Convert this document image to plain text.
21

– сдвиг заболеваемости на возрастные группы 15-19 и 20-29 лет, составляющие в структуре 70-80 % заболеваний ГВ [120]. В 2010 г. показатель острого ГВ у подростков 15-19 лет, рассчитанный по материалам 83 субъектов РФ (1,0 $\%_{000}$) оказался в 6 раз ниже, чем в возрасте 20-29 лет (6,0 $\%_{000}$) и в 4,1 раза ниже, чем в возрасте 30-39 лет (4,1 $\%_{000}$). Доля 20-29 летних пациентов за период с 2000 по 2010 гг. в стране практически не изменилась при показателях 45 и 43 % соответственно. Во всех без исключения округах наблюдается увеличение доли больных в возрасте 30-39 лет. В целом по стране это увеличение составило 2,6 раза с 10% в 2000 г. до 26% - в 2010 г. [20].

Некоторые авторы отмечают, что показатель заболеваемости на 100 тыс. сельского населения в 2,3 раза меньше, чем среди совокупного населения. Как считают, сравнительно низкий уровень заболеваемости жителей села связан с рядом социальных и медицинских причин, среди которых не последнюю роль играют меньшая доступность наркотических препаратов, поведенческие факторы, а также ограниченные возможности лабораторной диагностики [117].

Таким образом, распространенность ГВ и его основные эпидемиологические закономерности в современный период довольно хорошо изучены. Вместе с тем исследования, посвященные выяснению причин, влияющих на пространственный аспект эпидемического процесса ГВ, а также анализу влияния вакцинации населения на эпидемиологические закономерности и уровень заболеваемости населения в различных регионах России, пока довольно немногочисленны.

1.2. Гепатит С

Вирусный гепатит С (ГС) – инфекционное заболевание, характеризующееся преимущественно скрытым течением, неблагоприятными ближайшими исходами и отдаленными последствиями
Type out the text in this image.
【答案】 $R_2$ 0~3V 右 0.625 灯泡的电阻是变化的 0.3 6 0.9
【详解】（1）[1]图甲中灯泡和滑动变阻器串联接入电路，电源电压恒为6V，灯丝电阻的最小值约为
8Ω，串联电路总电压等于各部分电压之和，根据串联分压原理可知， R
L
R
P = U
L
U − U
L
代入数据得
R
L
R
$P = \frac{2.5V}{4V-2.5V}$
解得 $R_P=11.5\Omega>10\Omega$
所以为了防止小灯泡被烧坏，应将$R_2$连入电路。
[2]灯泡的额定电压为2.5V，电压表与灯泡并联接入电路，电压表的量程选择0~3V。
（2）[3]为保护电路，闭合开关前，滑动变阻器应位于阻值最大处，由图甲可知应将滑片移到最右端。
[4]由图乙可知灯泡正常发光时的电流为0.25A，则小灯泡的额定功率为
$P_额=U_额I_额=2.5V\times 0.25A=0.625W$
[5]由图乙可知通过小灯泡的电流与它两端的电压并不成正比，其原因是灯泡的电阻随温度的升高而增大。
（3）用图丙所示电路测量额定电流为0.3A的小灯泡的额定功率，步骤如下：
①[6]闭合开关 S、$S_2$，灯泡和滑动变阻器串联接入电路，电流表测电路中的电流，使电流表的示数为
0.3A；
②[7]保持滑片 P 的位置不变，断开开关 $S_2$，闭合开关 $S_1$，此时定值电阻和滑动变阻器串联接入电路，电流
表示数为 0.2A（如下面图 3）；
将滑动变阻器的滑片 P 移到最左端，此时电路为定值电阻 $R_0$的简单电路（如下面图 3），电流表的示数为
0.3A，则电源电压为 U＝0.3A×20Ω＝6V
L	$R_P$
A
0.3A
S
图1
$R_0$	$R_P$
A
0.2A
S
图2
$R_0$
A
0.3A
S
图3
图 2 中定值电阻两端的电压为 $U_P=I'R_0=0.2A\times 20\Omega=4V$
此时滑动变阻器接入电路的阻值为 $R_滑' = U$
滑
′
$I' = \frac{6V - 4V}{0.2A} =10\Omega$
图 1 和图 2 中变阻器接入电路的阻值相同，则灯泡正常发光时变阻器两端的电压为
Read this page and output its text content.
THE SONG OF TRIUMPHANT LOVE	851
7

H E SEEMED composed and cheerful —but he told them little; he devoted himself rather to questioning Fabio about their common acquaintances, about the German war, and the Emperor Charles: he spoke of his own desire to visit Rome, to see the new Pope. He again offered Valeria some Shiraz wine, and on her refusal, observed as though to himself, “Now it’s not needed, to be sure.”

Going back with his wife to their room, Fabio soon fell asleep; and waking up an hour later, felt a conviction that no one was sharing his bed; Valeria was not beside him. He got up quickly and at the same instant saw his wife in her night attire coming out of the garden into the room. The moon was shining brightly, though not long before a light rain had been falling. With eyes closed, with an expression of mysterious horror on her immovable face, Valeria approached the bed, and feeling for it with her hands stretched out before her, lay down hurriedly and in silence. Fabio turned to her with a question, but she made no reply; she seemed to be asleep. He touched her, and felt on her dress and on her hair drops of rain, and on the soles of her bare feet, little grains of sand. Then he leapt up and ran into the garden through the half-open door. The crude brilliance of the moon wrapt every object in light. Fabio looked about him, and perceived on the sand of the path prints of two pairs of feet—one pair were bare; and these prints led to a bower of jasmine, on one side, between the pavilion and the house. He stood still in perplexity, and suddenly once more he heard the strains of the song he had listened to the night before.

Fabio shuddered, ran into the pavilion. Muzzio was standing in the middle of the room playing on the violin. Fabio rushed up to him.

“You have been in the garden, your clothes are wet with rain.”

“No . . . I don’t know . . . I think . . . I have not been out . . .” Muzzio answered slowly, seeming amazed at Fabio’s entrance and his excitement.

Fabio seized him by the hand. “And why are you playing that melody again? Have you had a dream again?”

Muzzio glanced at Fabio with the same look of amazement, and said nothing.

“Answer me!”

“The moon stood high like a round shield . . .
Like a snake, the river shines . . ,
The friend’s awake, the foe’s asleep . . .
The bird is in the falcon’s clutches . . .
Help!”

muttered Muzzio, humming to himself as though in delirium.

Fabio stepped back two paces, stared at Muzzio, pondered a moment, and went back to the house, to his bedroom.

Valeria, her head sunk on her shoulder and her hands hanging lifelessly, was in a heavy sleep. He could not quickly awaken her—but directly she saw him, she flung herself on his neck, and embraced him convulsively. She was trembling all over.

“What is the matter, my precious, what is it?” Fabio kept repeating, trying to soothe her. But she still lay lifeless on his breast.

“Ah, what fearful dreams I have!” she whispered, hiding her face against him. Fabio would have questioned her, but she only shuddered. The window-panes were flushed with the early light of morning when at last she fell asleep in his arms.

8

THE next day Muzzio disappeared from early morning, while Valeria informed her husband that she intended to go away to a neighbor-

### WRITTEN INSTRUCTION
All of the records must be repeated exactly.

### RESPONSE BELOW
Convert this document image to plain text.
21

– сдвиг заболеваемости на возрастные группы 15-19 и 20-29 лет, составляющие в структуре 70-80 % заболеваний ГВ [120]. В 2010 г. показатель острого ГВ у подростков 15-19 лет, рассчитанный по материалам 83 субъектов РФ (1,0 $\%_{000}$) оказался в 6 раз ниже, чем в возрасте 20-29 лет (6,0 $\%_{000}$) и в 4,1 раза ниже, чем в возрасте 30-39 лет (4,1 $\%_{000}$). Доля 20-29 летних пациентов за период с 2000 по 2010 гг. в стране практически не изменилась при показателях 45 и 43 % соответственно. Во всех без исключения округах наблюдается увеличение доли больных в возрасте 30-39 лет. В целом по стране это увеличение составило 2,6 раза с 10% в 2000 г. до 26% - в 2010 г. [20].

Некоторые авторы отмечают, что показатель заболеваемости на 100 тыс. сельского населения в 2,3 раза меньше, чем среди совокупного населения. Как считают, сравнительно низкий уровень заболеваемости жителей села связан с рядом социальных и медицинских причин, среди которых не последнюю роль играют меньшая доступность наркотических препаратов, поведенческие факторы, а также ограниченные возможности лабораторной диагностики [117].

Таким образом, распространенность ГВ и его основные эпидемиологические закономерности в современный период довольно хорошо изучены. Вместе с тем исследования, посвященные выяснению причин, влияющих на пространственный аспект эпидемического процесса ГВ, а также анализу влияния вакцинации населения на эпидемиологические закономерности и уровень заболеваемости населения в различных регионах России, пока довольно немногочисленны.

1.2. Гепатит С

Вирусный гепатит С (ГС) – инфекционное заболевание, характеризующееся преимущественно скрытым течением, неблагоприятными ближайшими исходами и отдаленными последствиями
Type out the text in this image.
【答案】 $R_2$ 0~3V 右 0.625 灯泡的电阻是变化的 0.3 6 0.9
【详解】（1）[1]图甲中灯泡和滑动变阻器串联接入电路，电源电压恒为6V，灯丝电阻的最小值约为
8Ω，串联电路总电压等于各部分电压之和，根据串联分压原理可知， R
L
R
P = U
L
U − U
L
代入数据得
R
L
R
$P = \frac{2.5V}{4V-2.5V}$
解得 $R_P=11.5\Omega>10\Omega$
所以为了防止小灯泡被烧坏，应将$R_2$连入电路。
[2]灯泡的额定电压为2.5V，电压表与灯泡并联接入电路，电压表的量程选择0~3V。
（2）[3]为保护电路，闭合开关前，滑动变阻器应位于阻值最大处，由图甲可知应将滑片移到最右端。
[4]由图乙可知灯泡正常发光时的电流为0.25A，则小灯泡的额定功率为
$P_额=U_额I_额=2.5V\times 0.25A=0.625W$
[5]由图乙可知通过小灯泡的电流与它两端的电压并不成正比，其原因是灯泡的电阻随温度的升高而增大。
（3）用图丙所示电路测量额定电流为0.3A的小灯泡的额定功率，步骤如下：
①[6]闭合开关 S、$S_2$，灯泡和滑动变阻器串联接入电路，电流表测电路中的电流，使电流表的示数为
0.3A；
②[7]保持滑片 P 的位置不变，断开开关 $S_2$，闭合开关 $S_1$，此时定值电阻和滑动变阻器串联接入电路，电流
表示数为 0.2A（如下面图 3）；
将滑动变阻器的滑片 P 移到最左端，此时电路为定值电阻 $R_0$的简单电路（如下面图 3），电流表的示数为
0.3A，则电源电压为 U＝0.3A×20Ω＝6V
L	$R_P$
A
0.3A
S
图1
$R_0$	$R_P$
A
0.2A
S
图2
$R_0$
A
0.3A
S
图3
图 2 中定值电阻两端的电压为 $U_P=I'R_0=0.2A\times 20\Omega=4V$
此时滑动变阻器接入电路的阻值为 $R_滑' = U$
滑
′
$I' = \frac{6V - 4V}{0.2A} =10\Omega$
图 1 和图 2 中变阻器接入电路的阻值相同，则灯泡正常发光时变阻器两端的电压为
Read this page and output its text content.
THE SONG OF TRIUMPHANT LOVE	851
7

H E SEEMED composed and cheerful —but he told them little; he devoted himself rather to questioning Fabio about their common acquaintances, about the German war, and the Emperor Charles: he spoke of his own desire to visit Rome, to see the new Pope. He again offered Valeria some Shiraz wine, and on her refusal, observed as though to himself, “Now it’s not needed, to be sure.”

Going back with his wife to their room, Fabio soon fell asleep; and waking up an hour later, felt a conviction that no one was sharing his bed; Valeria was not beside him. He got up quickly and at the same instant saw his wife in her night attire coming out of the garden into the room. The moon was shining brightly, though not long before a light rain had been falling. With eyes closed, with an expression of mysterious horror on her immovable face, Valeria approached the bed, and feeling for it with her hands stretched out before her, lay down hurriedly and in silence. Fabio turned to her with a question, but she made no reply; she seemed to be asleep. He touched her, and felt on her dress and on her hair drops of rain, and on the soles of her bare feet, little grains of sand. Then he leapt up and ran into the garden through the half-open door. The crude brilliance of the moon wrapt every object in light. Fabio looked about him, and perceived on the sand of the path prints of two pairs of feet—one pair were bare; and these prints led to a bower of jasmine, on one side, between the pavilion and the house. He stood still in perplexity, and suddenly once more he heard the strains of the song he had listened to the night before.

Fabio shuddered, ran into the pavilion. Muzzio was standing in the middle of the room playing on the violin. Fabio rushed up to him.

“You have been in the garden, your clothes are wet with rain.”

“No . . . I don’t know . . . I think . . . I have not been out . . .” Muzzio answered slowly, seeming amazed at Fabio’s entrance and his excitement.

Fabio seized him by the hand. “And why are you playing that melody again? Have you had a dream again?”

Muzzio glanced at Fabio with the same look of amazement, and said nothing.

“Answer me!”

“The moon stood high like a round shield . . .
Like a snake, the river shines . . ,
The friend’s awake, the foe’s asleep . . .
The bird is in the falcon’s clutches . . .
Help!”

muttered Muzzio, humming to himself as though in delirium.

Fabio stepped back two paces, stared at Muzzio, pondered a moment, and went back to the house, to his bedroom.

Valeria, her head sunk on her shoulder and her hands hanging lifelessly, was in a heavy sleep. He could not quickly awaken her—but directly she saw him, she flung herself on his neck, and embraced him convulsively. She was trembling all over.

“What is the matter, my precious, what is it?” Fabio kept repeating, trying to soothe her. But she still lay lifeless on his breast.

“Ah, what fearful dreams I have!” she whispered, hiding her face against him. Fabio would have questioned her, but she only shuddered. The window-panes were flushed with the early light of morning when at last she fell asleep in his arms.

8

THE next day Muzzio disappeared from early morning, while Valeria informed her husband that she intended to go away to a neighbor-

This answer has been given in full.